(Collection entries)
start

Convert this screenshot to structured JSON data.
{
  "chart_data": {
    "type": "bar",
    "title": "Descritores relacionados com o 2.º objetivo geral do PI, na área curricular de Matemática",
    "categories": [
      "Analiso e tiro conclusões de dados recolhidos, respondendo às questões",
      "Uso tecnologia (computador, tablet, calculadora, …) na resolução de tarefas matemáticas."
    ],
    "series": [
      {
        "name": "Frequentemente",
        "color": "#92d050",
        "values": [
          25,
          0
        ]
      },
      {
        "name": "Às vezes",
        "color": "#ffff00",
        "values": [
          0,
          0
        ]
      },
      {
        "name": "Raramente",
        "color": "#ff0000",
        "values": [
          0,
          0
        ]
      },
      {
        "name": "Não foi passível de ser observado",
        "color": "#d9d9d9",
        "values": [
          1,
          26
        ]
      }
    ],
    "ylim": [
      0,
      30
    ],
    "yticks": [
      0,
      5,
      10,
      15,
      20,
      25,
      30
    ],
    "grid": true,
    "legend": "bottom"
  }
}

end

**Problem statement**
Pull out the lines above in which the word "color" appears.

**Complete answer**
        "color": "#92d050",
        "color": "#ffff00",
        "color": "#ff0000",
        "color": "#d9d9d9",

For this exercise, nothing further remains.